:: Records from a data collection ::
_ _ _ _
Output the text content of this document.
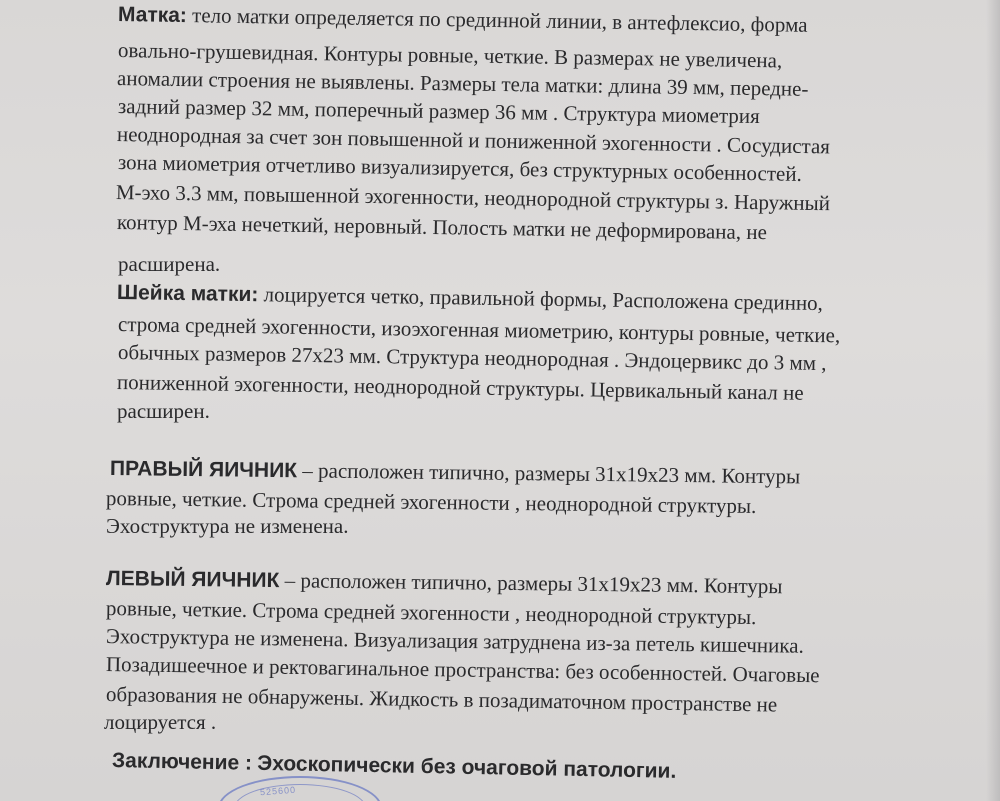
Матка: тело матки определяется по срединной линии, в антефлексио, форма
овально-грушевидная. Контуры ровные, четкие. В размерах не увеличена,
аномалии строения не выявлены. Размеры тела матки: длина 39 мм, передне-
задний размер 32 мм, поперечный размер 36 мм . Структура миометрия
неоднородная за счет зон повышенной и пониженной эхогенности . Сосудистая
зона миометрия отчетливо визуализируется, без структурных особенностей.
М-эхо 3.3 мм, повышенной эхогенности, неоднородной структуры з. Наружный
контур М-эха нечеткий, неровный. Полость матки не деформирована, не
расширена.
Шейка матки: лоцируется четко, правильной формы, Расположена срединно,
строма средней эхогенности, изоэхогенная миометрию, контуры ровные, четкие,
обычных размеров 27х23 мм. Структура неоднородная . Эндоцервикс до 3 мм ,
пониженной эхогенности, неоднородной структуры. Цервикальный канал не
расширен.
ПРАВЫЙ ЯИЧНИК – расположен типично, размеры 31х19х23 мм. Контуры
ровные, четкие. Строма средней эхогенности , неоднородной структуры.
Эхоструктура не изменена.
ЛЕВЫЙ ЯИЧНИК – расположен типично, размеры 31х19х23 мм. Контуры
ровные, четкие. Строма средней эхогенности , неоднородной структуры.
Эхоструктура не изменена. Визуализация затруднена из-за петель кишечника.
Позадишеечное и ректовагинальное пространства: без особенностей. Очаговые
образования не обнаружены. Жидкость в позадиматочном пространстве не
лоцируется .
Заключение : Эхоскопически без очаговой патологии.
525600
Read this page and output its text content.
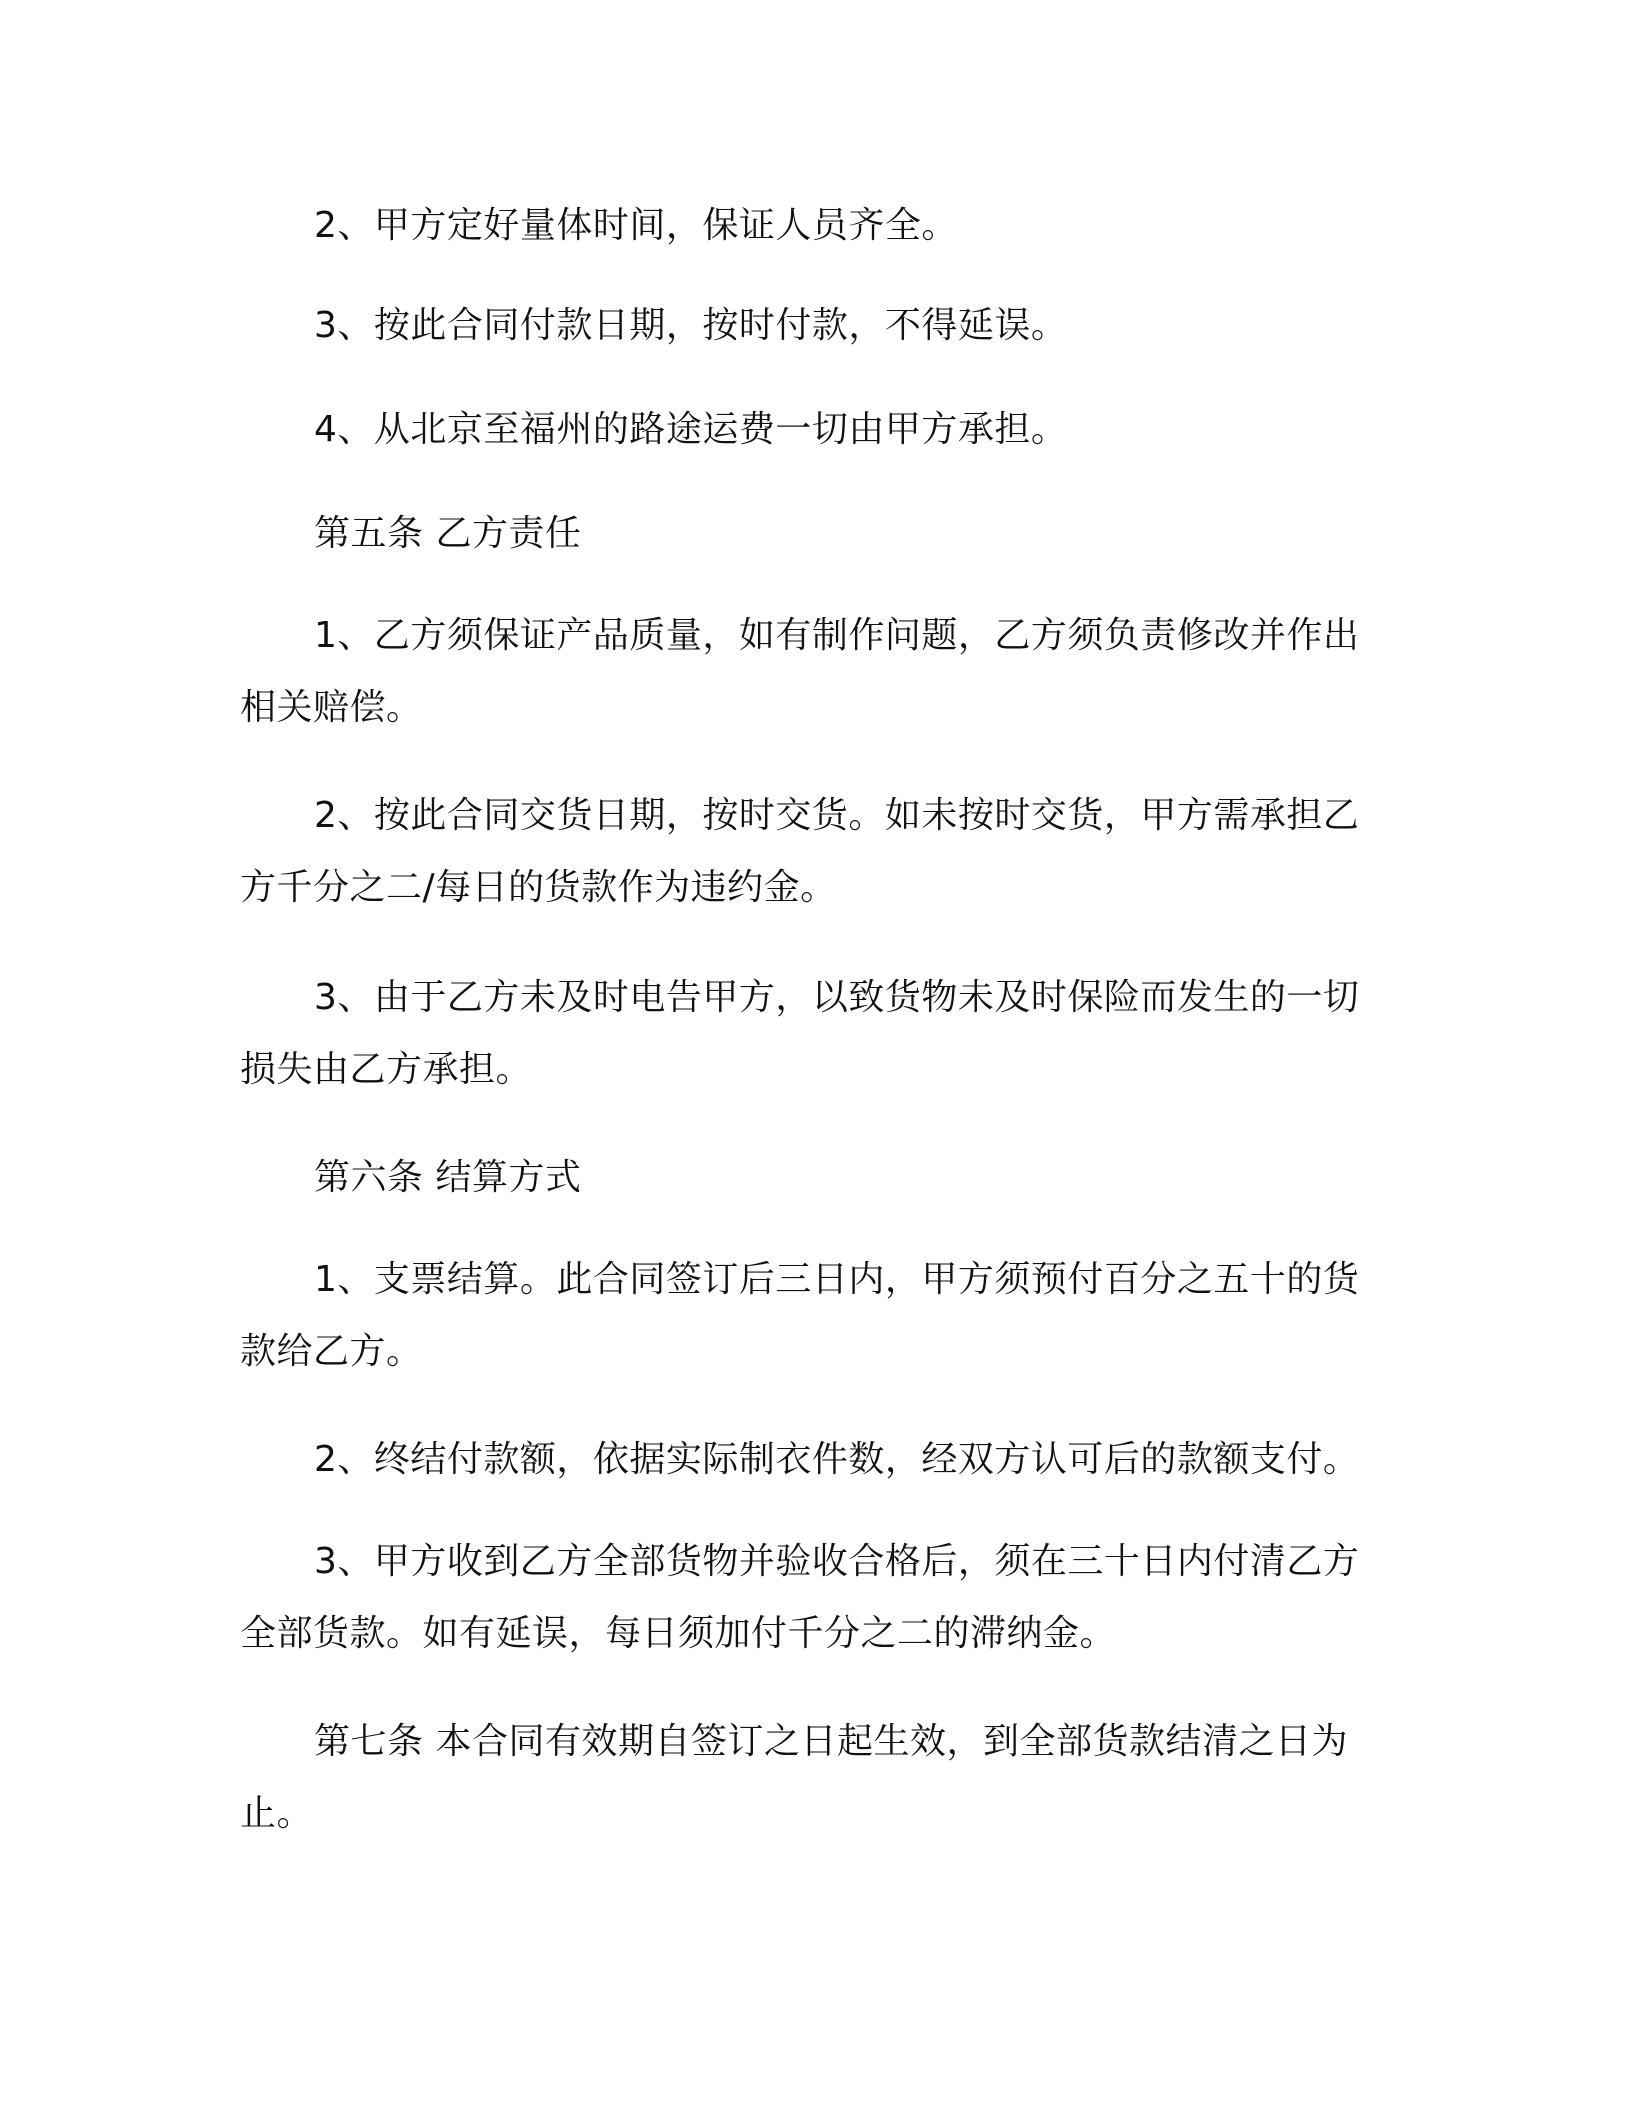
2、甲方定好量体时间，保证人员齐全。

3、按此合同付款日期，按时付款，不得延误。

4、从北京至福州的路途运费一切由甲方承担。

第五条 乙方责任

1、乙方须保证产品质量，如有制作问题，乙方须负责修改并作出相关赔偿。

2、按此合同交货日期，按时交货。如未按时交货，甲方需承担乙方千分之二/每日的货款作为违约金。

3、由于乙方未及时电告甲方，以致货物未及时保险而发生的一切损失由乙方承担。

第六条 结算方式

1、支票结算。此合同签订后三日内，甲方须预付百分之五十的货款给乙方。

2、终结付款额，依据实际制衣件数，经双方认可后的款额支付。

3、甲方收到乙方全部货物并验收合格后，须在三十日内付清乙方全部货款。如有延误，每日须加付千分之二的滞纳金。

第七条 本合同有效期自签订之日起生效，到全部货款结清之日为止。
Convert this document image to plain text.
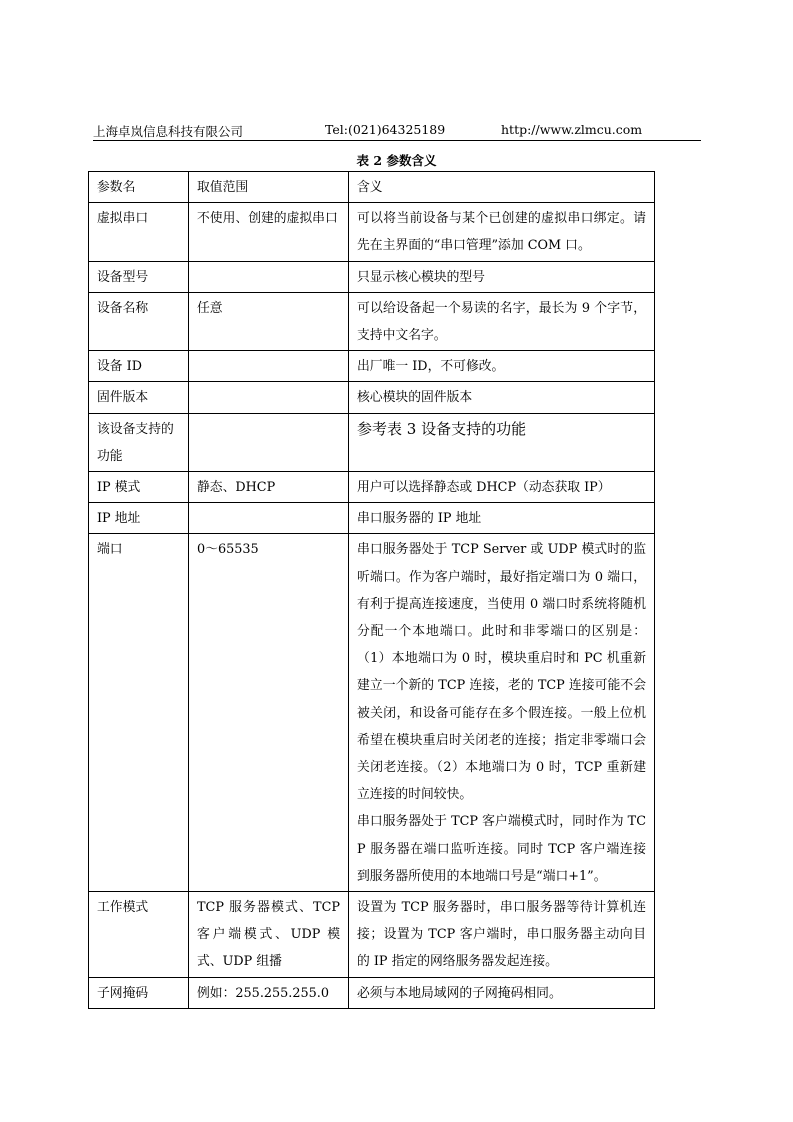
上海卓岚信息科技有限公司	Tel:(021)64325189	http://www.zlmcu.com
表 2 参数含义
参数名	取值范围	含义
虚拟串口	不使用、创建的虚拟串口	可以将当前设备与某个已创建的虚拟串口绑定。请先在主界面的“串口管理”添加 COM 口。
设备型号		只显示核心模块的型号
设备名称	任意	可以给设备起一个易读的名字，最长为 9 个字节，支持中文名字。
设备 ID		出厂唯一 ID，不可修改。
固件版本		核心模块的固件版本
该设备支持的功能		参考表 3 设备支持的功能
IP 模式	静态、DHCP	用户可以选择静态或 DHCP（动态获取 IP）
IP 地址		串口服务器的 IP 地址
端口	0～65535	串口服务器处于 TCP Server 或 UDP 模式时的监听端口。作为客户端时，最好指定端口为 0 端口，有利于提高连接速度，当使用 0 端口时系统将随机分配一个本地端口。此时和非零端口的区别是：（1）本地端口为 0 时，模块重启时和 PC 机重新建立一个新的 TCP 连接，老的 TCP 连接可能不会被关闭，和设备可能存在多个假连接。一般上位机希望在模块重启时关闭老的连接；指定非零端口会关闭老连接。（2）本地端口为 0 时，TCP 重新建立连接的时间较快。
串口服务器处于 TCP 客户端模式时，同时作为 TCP 服务器在端口监听连接。同时 TCP 客户端连接到服务器所使用的本地端口号是“端口+1”。

工作模式	TCP 服务器模式、TCP 客户端模式、UDP 模式、UDP 组播	设置为 TCP 服务器时，串口服务器等待计算机连接；设置为 TCP 客户端时，串口服务器主动向目的 IP 指定的网络服务器发起连接。
子网掩码	例如：255.255.255.0	必须与本地局域网的子网掩码相同。
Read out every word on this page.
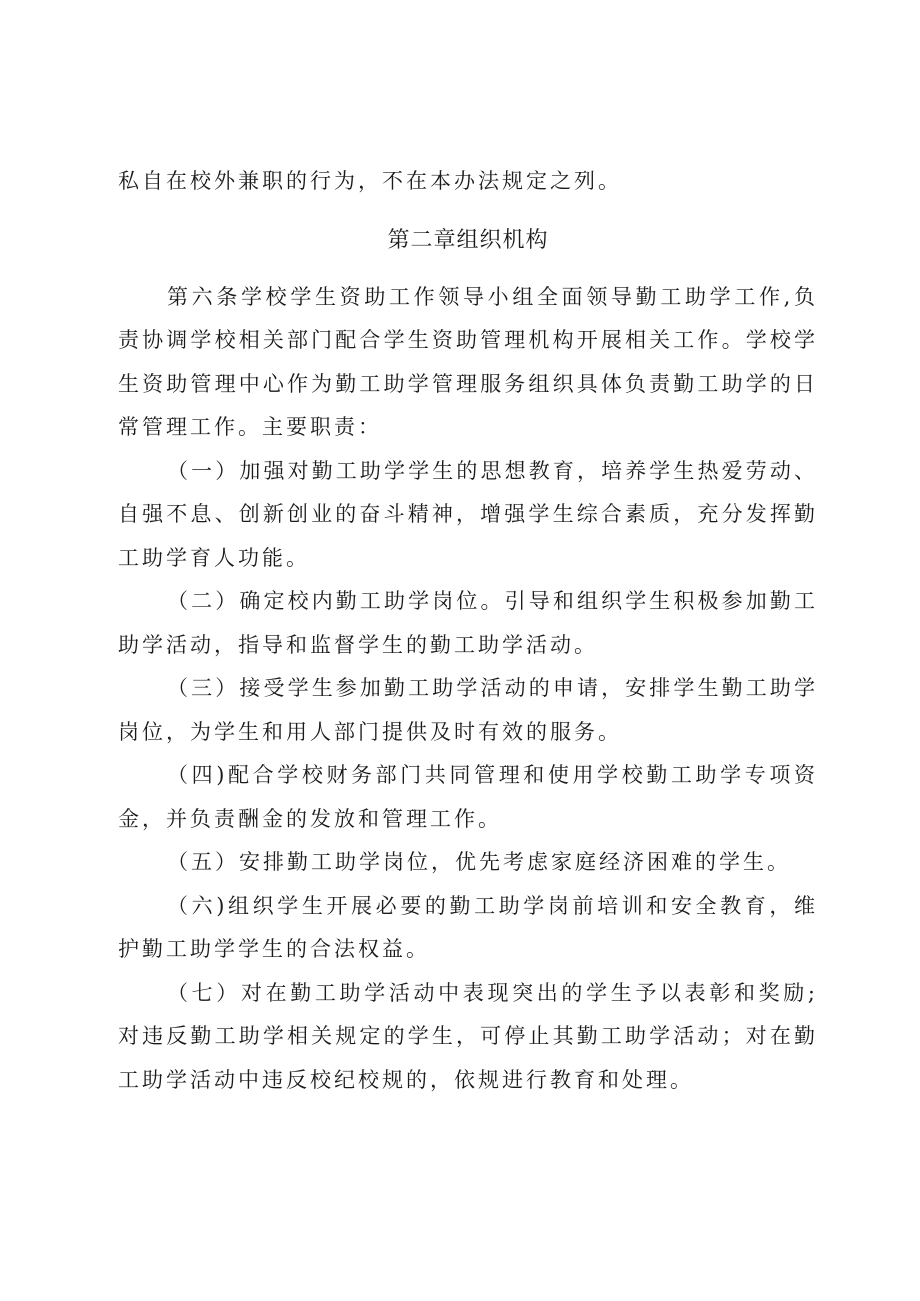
私自在校外兼职的行为，不在本办法规定之列。

第二章组织机构

第六条学校学生资助工作领导小组全面领导勤工助学工作,负责协调学校相关部门配合学生资助管理机构开展相关工作。学校学生资助管理中心作为勤工助学管理服务组织具体负责勤工助学的日常管理工作。主要职责：

（一）加强对勤工助学学生的思想教育，培养学生热爱劳动、自强不息、创新创业的奋斗精神，增强学生综合素质，充分发挥勤工助学育人功能。

（二）确定校内勤工助学岗位。引导和组织学生积极参加勤工助学活动，指导和监督学生的勤工助学活动。

（三）接受学生参加勤工助学活动的申请，安排学生勤工助学岗位，为学生和用人部门提供及时有效的服务。

（四)配合学校财务部门共同管理和使用学校勤工助学专项资金，并负责酬金的发放和管理工作。

（五）安排勤工助学岗位，优先考虑家庭经济困难的学生。

（六)组织学生开展必要的勤工助学岗前培训和安全教育，维护勤工助学学生的合法权益。

（七）对在勤工助学活动中表现突出的学生予以表彰和奖励;对违反勤工助学相关规定的学生，可停止其勤工助学活动；对在勤工助学活动中违反校纪校规的，依规进行教育和处理。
_ _ _ _
:: Written problem ::
The line that contains "Read out every word on this page." begins the part to retype, and the last line of the records above ends it. Retype both and everything between, exactly, without the pictures.

:: Final result ::
Read out every word on this page.
私自在校外兼职的行为，不在本办法规定之列。

第二章组织机构

第六条学校学生资助工作领导小组全面领导勤工助学工作,负责协调学校相关部门配合学生资助管理机构开展相关工作。学校学生资助管理中心作为勤工助学管理服务组织具体负责勤工助学的日常管理工作。主要职责：

（一）加强对勤工助学学生的思想教育，培养学生热爱劳动、自强不息、创新创业的奋斗精神，增强学生综合素质，充分发挥勤工助学育人功能。

（二）确定校内勤工助学岗位。引导和组织学生积极参加勤工助学活动，指导和监督学生的勤工助学活动。

（三）接受学生参加勤工助学活动的申请，安排学生勤工助学岗位，为学生和用人部门提供及时有效的服务。

（四)配合学校财务部门共同管理和使用学校勤工助学专项资金，并负责酬金的发放和管理工作。

（五）安排勤工助学岗位，优先考虑家庭经济困难的学生。

（六)组织学生开展必要的勤工助学岗前培训和安全教育，维护勤工助学学生的合法权益。

（七）对在勤工助学活动中表现突出的学生予以表彰和奖励;对违反勤工助学相关规定的学生，可停止其勤工助学活动；对在勤工助学活动中违反校纪校规的，依规进行教育和处理。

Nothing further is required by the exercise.